= Listing =

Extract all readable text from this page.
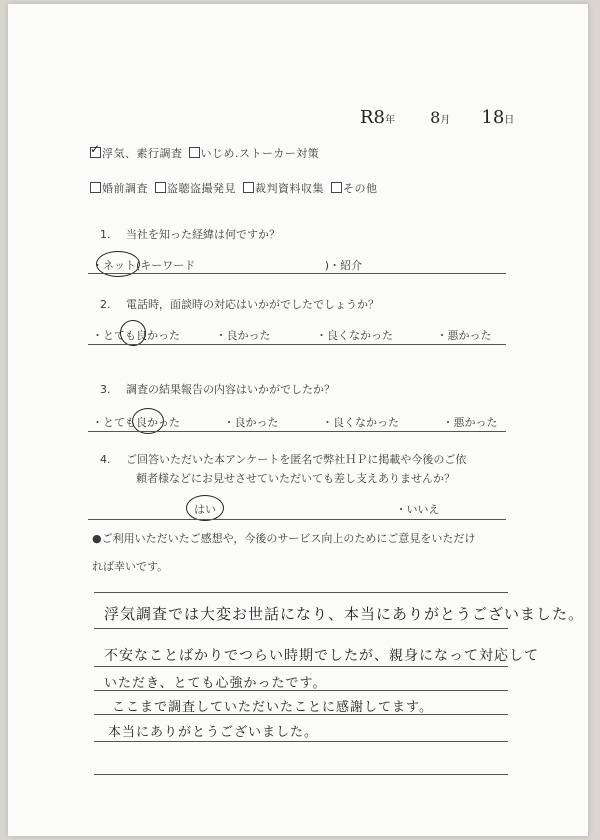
R8年 8月 18日
✓ 浮気、素行調査 いじめ.ストーカー対策
婚前調査 盗聴盗撮発見 裁判資料収集 その他
1. 当社を知った経緯は何ですか？
・ネット(キーワード	)・紹介
2. 電話時，面談時の対応はいかがでしたでしょうか？
・とても良かった	・良かった	・良くなかった	・悪かった
3. 調査の結果報告の内容はいかがでしたか？
・とても良かった	・良かった	・良くなかった	・悪かった
4. ご回答いただいた本アンケートを匿名で弊社ＨＰに掲載や今後のご依
頼者様などにお見せさせていただいても差し支えありませんか？
はい	・いいえ
●ご利用いただいたご感想や，今後のサービス向上のためにご意見をいただけ
れば幸いです。
浮気調査では大変お世話になり、本当にありがとうございました。
不安なことばかりでつらい時期でしたが、親身になって対応して
いただき、とても心強かったです。
ここまで調査していただいたことに感謝してます。
本当にありがとうございました。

= Task to carry out =
Restate the whole listing above exactly, please, omitting every image.

= Correct result =
Extract all readable text from this page.
R8年 8月 18日
✓ 浮気、素行調査 いじめ.ストーカー対策
婚前調査 盗聴盗撮発見 裁判資料収集 その他
1. 当社を知った経緯は何ですか？
・ネット(キーワード	)・紹介
2. 電話時，面談時の対応はいかがでしたでしょうか？
・とても良かった	・良かった	・良くなかった	・悪かった
3. 調査の結果報告の内容はいかがでしたか？
・とても良かった	・良かった	・良くなかった	・悪かった
4. ご回答いただいた本アンケートを匿名で弊社ＨＰに掲載や今後のご依
頼者様などにお見せさせていただいても差し支えありませんか？
はい	・いいえ
●ご利用いただいたご感想や，今後のサービス向上のためにご意見をいただけ
れば幸いです。
浮気調査では大変お世話になり、本当にありがとうございました。
不安なことばかりでつらい時期でしたが、親身になって対応して
いただき、とても心強かったです。
ここまで調査していただいたことに感謝してます。
本当にありがとうございました。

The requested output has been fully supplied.